▸ **RECORD SET**:
---+---
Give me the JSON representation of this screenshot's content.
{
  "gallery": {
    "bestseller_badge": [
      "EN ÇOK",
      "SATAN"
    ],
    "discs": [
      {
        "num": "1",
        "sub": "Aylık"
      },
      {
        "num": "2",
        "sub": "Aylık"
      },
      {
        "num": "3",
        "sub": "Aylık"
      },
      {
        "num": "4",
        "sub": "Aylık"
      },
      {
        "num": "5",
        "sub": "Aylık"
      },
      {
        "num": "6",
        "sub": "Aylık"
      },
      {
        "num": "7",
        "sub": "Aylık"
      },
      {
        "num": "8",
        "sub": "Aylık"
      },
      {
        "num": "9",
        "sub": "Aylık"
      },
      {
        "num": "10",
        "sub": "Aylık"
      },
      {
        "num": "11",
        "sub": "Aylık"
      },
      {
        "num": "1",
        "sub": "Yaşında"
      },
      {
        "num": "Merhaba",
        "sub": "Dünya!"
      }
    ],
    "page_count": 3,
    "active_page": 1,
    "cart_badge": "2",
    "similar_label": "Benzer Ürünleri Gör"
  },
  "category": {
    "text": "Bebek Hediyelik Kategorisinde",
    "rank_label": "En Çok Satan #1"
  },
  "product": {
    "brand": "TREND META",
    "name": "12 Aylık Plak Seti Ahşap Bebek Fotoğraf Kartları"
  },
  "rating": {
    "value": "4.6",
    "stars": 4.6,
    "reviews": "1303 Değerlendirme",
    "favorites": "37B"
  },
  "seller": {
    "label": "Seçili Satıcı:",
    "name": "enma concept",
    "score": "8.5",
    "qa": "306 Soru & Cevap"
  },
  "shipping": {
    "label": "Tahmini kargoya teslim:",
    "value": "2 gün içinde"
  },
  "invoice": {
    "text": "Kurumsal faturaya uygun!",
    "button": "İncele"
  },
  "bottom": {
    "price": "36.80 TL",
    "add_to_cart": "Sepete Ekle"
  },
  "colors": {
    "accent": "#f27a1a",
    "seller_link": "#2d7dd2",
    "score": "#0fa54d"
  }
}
---+---
Would you reproduce all the entries exactly?

▸ **FINAL RESULT**:
Give me the JSON representation of this screenshot's content.
{
  "gallery": {
    "bestseller_badge": [
      "EN ÇOK",
      "SATAN"
    ],
    "discs": [
      {
        "num": "1",
        "sub": "Aylık"
      },
      {
        "num": "2",
        "sub": "Aylık"
      },
      {
        "num": "3",
        "sub": "Aylık"
      },
      {
        "num": "4",
        "sub": "Aylık"
      },
      {
        "num": "5",
        "sub": "Aylık"
      },
      {
        "num": "6",
        "sub": "Aylık"
      },
      {
        "num": "7",
        "sub": "Aylık"
      },
      {
        "num": "8",
        "sub": "Aylık"
      },
      {
        "num": "9",
        "sub": "Aylık"
      },
      {
        "num": "10",
        "sub": "Aylık"
      },
      {
        "num": "11",
        "sub": "Aylık"
      },
      {
        "num": "1",
        "sub": "Yaşında"
      },
      {
        "num": "Merhaba",
        "sub": "Dünya!"
      }
    ],
    "page_count": 3,
    "active_page": 1,
    "cart_badge": "2",
    "similar_label": "Benzer Ürünleri Gör"
  },
  "category": {
    "text": "Bebek Hediyelik Kategorisinde",
    "rank_label": "En Çok Satan #1"
  },
  "product": {
    "brand": "TREND META",
    "name": "12 Aylık Plak Seti Ahşap Bebek Fotoğraf Kartları"
  },
  "rating": {
    "value": "4.6",
    "stars": 4.6,
    "reviews": "1303 Değerlendirme",
    "favorites": "37B"
  },
  "seller": {
    "label": "Seçili Satıcı:",
    "name": "enma concept",
    "score": "8.5",
    "qa": "306 Soru & Cevap"
  },
  "shipping": {
    "label": "Tahmini kargoya teslim:",
    "value": "2 gün içinde"
  },
  "invoice": {
    "text": "Kurumsal faturaya uygun!",
    "button": "İncele"
  },
  "bottom": {
    "price": "36.80 TL",
    "add_to_cart": "Sepete Ekle"
  },
  "colors": {
    "accent": "#f27a1a",
    "seller_link": "#2d7dd2",
    "score": "#0fa54d"
  }
}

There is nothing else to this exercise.